TASK: Only the records, exactly as written, belong in the answer; pictures do not.

RECORDS SHOWN:
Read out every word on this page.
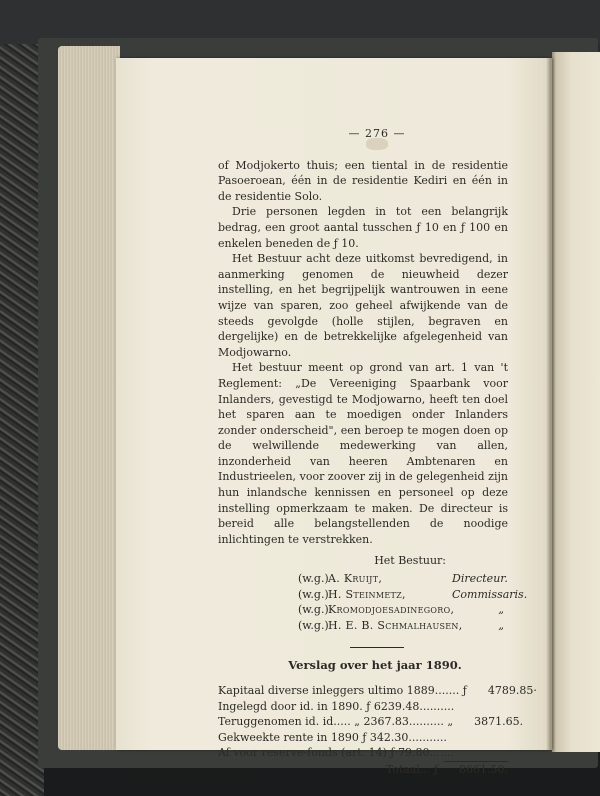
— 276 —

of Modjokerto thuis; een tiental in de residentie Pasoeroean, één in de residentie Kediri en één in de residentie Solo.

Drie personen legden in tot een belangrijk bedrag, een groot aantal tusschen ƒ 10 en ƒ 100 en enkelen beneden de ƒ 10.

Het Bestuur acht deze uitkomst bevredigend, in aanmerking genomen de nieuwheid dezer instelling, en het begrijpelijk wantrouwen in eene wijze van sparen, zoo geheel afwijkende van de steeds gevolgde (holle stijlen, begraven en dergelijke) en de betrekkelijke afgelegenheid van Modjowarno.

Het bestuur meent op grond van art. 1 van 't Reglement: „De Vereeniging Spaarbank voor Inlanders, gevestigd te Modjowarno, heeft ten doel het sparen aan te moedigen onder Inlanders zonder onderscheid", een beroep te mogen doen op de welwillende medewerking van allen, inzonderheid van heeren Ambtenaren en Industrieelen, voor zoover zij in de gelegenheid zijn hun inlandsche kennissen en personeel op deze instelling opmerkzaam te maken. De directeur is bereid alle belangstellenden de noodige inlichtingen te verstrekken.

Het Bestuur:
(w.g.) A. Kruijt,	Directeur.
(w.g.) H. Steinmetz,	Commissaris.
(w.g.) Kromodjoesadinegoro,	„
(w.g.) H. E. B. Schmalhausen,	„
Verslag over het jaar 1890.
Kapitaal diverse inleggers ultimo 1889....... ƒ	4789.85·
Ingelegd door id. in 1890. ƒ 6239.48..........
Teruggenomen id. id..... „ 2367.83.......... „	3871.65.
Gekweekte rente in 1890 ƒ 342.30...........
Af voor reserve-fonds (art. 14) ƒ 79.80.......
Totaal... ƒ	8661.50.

ANSWER TO THE EXERCISE:
Read out every word on this page.
— 276 —

of Modjokerto thuis; een tiental in de residentie Pasoeroean, één in de residentie Kediri en één in de residentie Solo.

Drie personen legden in tot een belangrijk bedrag, een groot aantal tusschen ƒ 10 en ƒ 100 en enkelen beneden de ƒ 10.

Het Bestuur acht deze uitkomst bevredigend, in aanmerking genomen de nieuwheid dezer instelling, en het begrijpelijk wantrouwen in eene wijze van sparen, zoo geheel afwijkende van de steeds gevolgde (holle stijlen, begraven en dergelijke) en de betrekkelijke afgelegenheid van Modjowarno.

Het bestuur meent op grond van art. 1 van 't Reglement: „De Vereeniging Spaarbank voor Inlanders, gevestigd te Modjowarno, heeft ten doel het sparen aan te moedigen onder Inlanders zonder onderscheid", een beroep te mogen doen op de welwillende medewerking van allen, inzonderheid van heeren Ambtenaren en Industrieelen, voor zoover zij in de gelegenheid zijn hun inlandsche kennissen en personeel op deze instelling opmerkzaam te maken. De directeur is bereid alle belangstellenden de noodige inlichtingen te verstrekken.

Het Bestuur:
(w.g.) A. Kruijt,	Directeur.
(w.g.) H. Steinmetz,	Commissaris.
(w.g.) Kromodjoesadinegoro,	„
(w.g.) H. E. B. Schmalhausen,	„
Verslag over het jaar 1890.
Kapitaal diverse inleggers ultimo 1889....... ƒ	4789.85·
Ingelegd door id. in 1890. ƒ 6239.48..........
Teruggenomen id. id..... „ 2367.83.......... „	3871.65.
Gekweekte rente in 1890 ƒ 342.30...........
Af voor reserve-fonds (art. 14) ƒ 79.80.......
Totaal... ƒ	8661.50.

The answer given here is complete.